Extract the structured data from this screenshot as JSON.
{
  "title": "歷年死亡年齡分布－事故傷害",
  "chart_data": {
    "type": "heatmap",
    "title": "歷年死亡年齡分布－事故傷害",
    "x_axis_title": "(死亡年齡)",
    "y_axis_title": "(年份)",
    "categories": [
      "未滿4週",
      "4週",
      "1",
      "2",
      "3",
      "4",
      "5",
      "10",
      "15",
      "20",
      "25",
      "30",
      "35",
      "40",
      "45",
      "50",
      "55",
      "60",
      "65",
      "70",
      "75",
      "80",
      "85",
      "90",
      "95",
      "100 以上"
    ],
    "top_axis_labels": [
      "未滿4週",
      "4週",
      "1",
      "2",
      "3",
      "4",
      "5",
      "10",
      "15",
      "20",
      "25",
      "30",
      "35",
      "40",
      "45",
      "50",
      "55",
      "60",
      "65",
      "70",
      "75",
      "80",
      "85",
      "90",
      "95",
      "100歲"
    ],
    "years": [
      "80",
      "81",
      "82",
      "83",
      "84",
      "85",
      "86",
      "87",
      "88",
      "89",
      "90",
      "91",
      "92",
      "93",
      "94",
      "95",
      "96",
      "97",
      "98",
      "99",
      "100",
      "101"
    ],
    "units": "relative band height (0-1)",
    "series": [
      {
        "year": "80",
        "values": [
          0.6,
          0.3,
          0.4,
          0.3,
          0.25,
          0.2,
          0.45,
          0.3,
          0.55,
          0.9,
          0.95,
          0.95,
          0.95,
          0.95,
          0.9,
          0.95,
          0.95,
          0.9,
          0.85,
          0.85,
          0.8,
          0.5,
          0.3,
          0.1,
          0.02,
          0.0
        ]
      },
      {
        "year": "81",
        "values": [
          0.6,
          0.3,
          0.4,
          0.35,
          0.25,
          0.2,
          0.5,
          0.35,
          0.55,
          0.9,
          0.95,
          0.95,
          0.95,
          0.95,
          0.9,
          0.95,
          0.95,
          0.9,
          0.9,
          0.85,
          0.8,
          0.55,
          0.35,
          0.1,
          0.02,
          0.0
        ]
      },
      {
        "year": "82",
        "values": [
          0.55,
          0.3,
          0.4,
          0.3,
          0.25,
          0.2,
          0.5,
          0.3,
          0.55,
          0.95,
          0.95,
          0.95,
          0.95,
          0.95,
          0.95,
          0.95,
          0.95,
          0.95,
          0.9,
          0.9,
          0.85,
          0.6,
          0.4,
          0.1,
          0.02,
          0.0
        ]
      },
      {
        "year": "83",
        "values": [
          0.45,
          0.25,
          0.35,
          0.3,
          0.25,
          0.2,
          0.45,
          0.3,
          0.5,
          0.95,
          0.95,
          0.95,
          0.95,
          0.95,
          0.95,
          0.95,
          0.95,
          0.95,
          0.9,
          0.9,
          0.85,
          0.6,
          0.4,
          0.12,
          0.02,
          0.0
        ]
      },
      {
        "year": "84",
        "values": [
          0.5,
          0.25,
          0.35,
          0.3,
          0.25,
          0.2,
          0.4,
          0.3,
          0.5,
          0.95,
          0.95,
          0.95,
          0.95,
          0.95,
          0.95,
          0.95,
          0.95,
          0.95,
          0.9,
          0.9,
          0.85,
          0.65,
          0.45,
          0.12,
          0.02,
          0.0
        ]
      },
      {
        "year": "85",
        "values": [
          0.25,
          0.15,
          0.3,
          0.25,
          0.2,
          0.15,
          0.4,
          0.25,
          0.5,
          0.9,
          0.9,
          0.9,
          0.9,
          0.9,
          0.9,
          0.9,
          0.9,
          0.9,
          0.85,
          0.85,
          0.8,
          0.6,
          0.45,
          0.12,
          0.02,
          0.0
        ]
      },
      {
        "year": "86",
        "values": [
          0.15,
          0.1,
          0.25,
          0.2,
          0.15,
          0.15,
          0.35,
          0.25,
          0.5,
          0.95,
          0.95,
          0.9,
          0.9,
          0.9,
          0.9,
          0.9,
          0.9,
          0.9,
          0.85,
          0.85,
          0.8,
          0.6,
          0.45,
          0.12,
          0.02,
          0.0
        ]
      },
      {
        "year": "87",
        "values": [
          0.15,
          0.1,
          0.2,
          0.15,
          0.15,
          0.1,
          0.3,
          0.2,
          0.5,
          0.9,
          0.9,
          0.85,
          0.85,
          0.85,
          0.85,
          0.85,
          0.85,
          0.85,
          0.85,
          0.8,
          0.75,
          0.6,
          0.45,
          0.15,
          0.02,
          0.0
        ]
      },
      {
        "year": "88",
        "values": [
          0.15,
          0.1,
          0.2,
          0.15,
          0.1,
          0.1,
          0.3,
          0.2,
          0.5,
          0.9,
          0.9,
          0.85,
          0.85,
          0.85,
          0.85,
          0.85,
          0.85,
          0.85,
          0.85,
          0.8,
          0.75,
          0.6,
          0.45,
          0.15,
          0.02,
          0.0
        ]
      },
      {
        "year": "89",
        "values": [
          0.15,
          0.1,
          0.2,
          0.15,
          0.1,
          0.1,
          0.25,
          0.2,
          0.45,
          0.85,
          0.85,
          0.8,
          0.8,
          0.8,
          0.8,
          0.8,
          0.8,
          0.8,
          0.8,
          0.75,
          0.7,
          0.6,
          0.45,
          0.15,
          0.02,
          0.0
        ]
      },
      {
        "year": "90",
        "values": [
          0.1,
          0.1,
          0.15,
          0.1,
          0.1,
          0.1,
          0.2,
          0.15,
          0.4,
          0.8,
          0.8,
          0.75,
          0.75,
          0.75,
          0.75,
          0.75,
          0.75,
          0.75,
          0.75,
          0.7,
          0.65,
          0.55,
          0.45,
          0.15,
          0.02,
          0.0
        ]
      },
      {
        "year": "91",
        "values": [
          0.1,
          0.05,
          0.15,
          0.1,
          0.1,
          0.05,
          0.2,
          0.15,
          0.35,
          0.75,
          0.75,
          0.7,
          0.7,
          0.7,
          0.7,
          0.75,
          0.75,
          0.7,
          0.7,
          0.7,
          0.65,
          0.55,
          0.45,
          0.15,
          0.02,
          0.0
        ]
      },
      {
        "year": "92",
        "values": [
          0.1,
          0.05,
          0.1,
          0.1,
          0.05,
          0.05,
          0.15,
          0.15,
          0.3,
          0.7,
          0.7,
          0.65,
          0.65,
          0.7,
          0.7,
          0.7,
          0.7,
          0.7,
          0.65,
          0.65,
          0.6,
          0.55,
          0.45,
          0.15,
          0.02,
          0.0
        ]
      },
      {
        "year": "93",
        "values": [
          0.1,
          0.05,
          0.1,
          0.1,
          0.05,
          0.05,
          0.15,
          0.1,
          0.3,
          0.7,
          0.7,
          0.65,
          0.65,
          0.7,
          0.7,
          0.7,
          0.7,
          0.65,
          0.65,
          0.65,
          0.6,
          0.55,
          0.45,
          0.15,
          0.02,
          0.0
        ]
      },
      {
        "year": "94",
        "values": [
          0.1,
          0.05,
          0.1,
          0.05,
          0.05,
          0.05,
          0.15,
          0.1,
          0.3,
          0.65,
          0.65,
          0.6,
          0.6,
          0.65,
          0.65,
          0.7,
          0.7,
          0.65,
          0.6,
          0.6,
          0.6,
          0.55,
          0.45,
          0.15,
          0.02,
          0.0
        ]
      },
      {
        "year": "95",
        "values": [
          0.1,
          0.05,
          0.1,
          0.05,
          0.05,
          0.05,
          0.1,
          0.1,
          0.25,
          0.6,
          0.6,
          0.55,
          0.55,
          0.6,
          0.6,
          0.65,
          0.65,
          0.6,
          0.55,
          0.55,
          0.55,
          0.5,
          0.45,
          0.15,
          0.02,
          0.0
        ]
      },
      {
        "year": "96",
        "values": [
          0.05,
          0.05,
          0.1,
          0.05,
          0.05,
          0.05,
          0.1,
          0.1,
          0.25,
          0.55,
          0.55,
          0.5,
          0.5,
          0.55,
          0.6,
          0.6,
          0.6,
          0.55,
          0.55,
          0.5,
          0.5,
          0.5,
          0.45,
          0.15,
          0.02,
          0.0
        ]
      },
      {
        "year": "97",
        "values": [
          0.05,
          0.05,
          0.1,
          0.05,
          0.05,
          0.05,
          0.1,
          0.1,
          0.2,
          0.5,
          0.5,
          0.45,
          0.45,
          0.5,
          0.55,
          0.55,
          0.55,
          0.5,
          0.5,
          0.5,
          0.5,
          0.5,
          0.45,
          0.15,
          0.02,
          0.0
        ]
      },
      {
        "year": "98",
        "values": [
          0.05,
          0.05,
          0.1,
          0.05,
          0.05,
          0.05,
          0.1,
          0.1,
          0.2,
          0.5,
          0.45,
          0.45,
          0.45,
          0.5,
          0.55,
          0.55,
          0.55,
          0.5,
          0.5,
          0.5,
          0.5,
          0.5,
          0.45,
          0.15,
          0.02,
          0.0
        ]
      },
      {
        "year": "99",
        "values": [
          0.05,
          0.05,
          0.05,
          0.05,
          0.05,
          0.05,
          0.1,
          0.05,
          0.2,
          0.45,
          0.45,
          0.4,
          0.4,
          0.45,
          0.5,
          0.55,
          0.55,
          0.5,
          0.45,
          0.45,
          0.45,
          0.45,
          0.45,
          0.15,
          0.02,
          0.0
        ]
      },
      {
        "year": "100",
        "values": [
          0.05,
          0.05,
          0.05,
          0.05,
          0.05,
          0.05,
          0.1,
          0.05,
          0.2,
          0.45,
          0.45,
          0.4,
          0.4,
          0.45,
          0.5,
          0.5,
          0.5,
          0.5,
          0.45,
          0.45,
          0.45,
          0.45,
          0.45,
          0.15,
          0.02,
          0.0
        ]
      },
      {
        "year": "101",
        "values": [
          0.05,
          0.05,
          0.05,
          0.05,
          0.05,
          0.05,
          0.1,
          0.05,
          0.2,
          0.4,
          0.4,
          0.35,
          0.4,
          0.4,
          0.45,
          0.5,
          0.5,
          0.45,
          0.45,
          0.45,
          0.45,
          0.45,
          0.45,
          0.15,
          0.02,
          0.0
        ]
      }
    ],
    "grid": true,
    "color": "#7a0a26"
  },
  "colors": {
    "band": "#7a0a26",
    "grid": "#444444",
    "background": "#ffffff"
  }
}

• _Directive_
Copy each line in the data that holds the word "band".

• _Task response_
    "units": "relative band height (0-1)",
    "band": "#7a0a26",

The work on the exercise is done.